Direction – Return the number of lines that contain the word "following", and return nothing else.

Exercise input –
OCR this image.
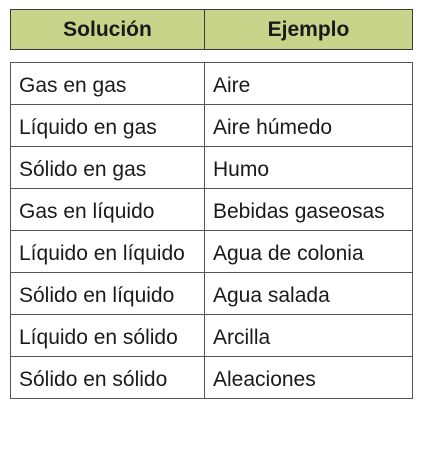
Solución	Ejemplo
Gas en gas	Aire
Líquido en gas	Aire húmedo
Sólido en gas	Humo
Gas en líquido	Bebidas gaseosas
Líquido en líquido	Agua de colonia
Sólido en líquido	Agua salada
Líquido en sólido	Arcilla
Sólido en sólido	Aleaciones
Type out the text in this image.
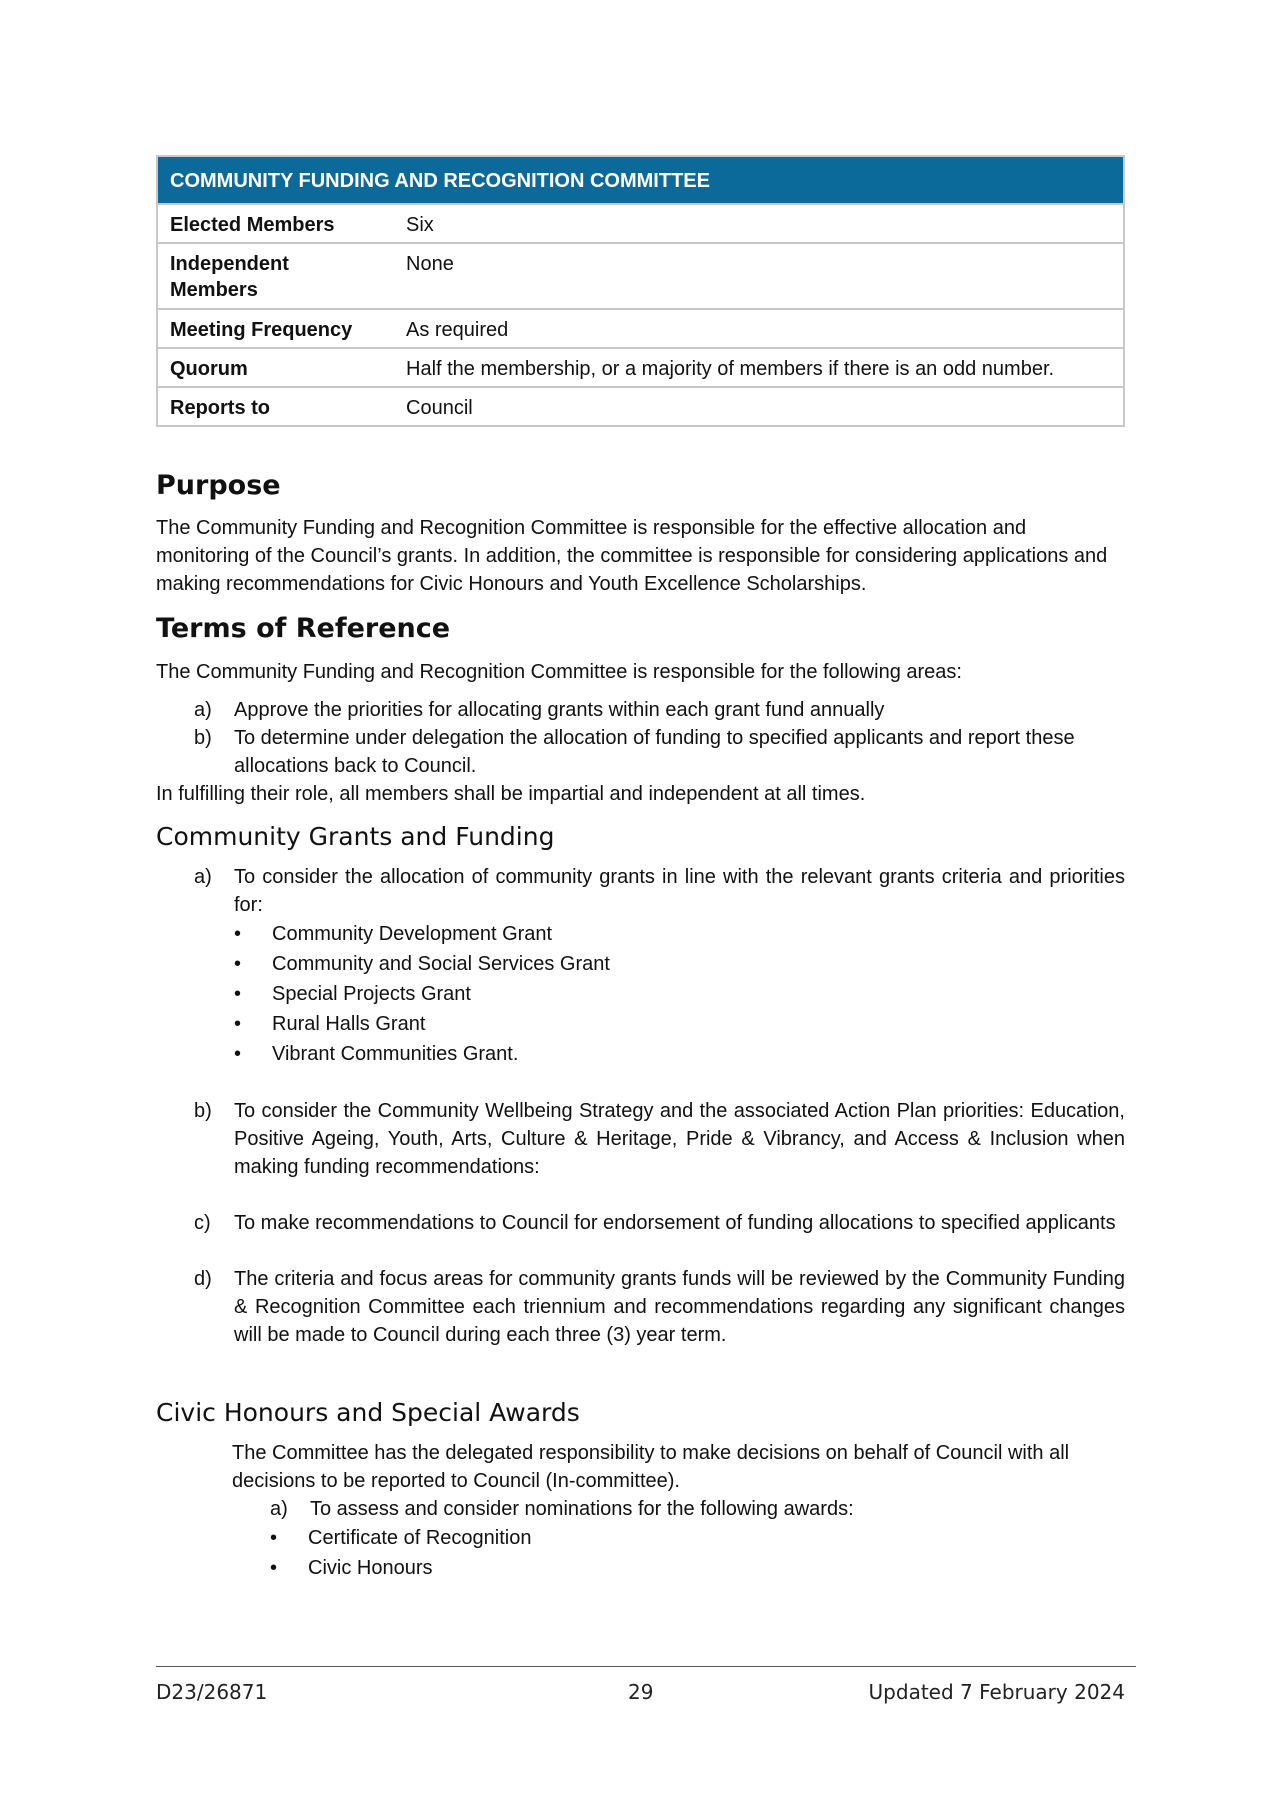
COMMUNITY FUNDING AND RECOGNITION COMMITTEE	
Elected Members	Six
Independent Members	None
Meeting Frequency	As required
Quorum	Half the membership, or a majority of members if there is an odd number.
Reports to	Council
Purpose

The Community Funding and Recognition Committee is responsible for the effective allocation and monitoring of the Council’s grants. In addition, the committee is responsible for considering applications and making recommendations for Civic Honours and Youth Excellence Scholarships.

Terms of Reference

The Community Funding and Recognition Committee is responsible for the following areas:

a) Approve the priorities for allocating grants within each grant fund annually
b) To determine under delegation the allocation of funding to specified applicants and report these allocations back to Council.

In fulfilling their role, all members shall be impartial and independent at all times.

Community Grants and Funding
a) To consider the allocation of community grants in line with the relevant grants criteria and priorities for:
• Community Development Grant
• Community and Social Services Grant
• Special Projects Grant
• Rural Halls Grant
• Vibrant Communities Grant.
b) To consider the Community Wellbeing Strategy and the associated Action Plan priorities: Education, Positive Ageing, Youth, Arts, Culture & Heritage, Pride & Vibrancy, and Access & Inclusion when making funding recommendations:
c) To make recommendations to Council for endorsement of funding allocations to specified applicants
d) The criteria and focus areas for community grants funds will be reviewed by the Community Funding & Recognition Committee each triennium and recommendations regarding any significant changes will be made to Council during each three (3) year term.
Civic Honours and Special Awards

The Committee has the delegated responsibility to make decisions on behalf of Council with all decisions to be reported to Council (In-committee).

a) To assess and consider nominations for the following awards:
• Certificate of Recognition
• Civic Honours
D23/26871	29	Updated 7 February 2024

Right answer – 2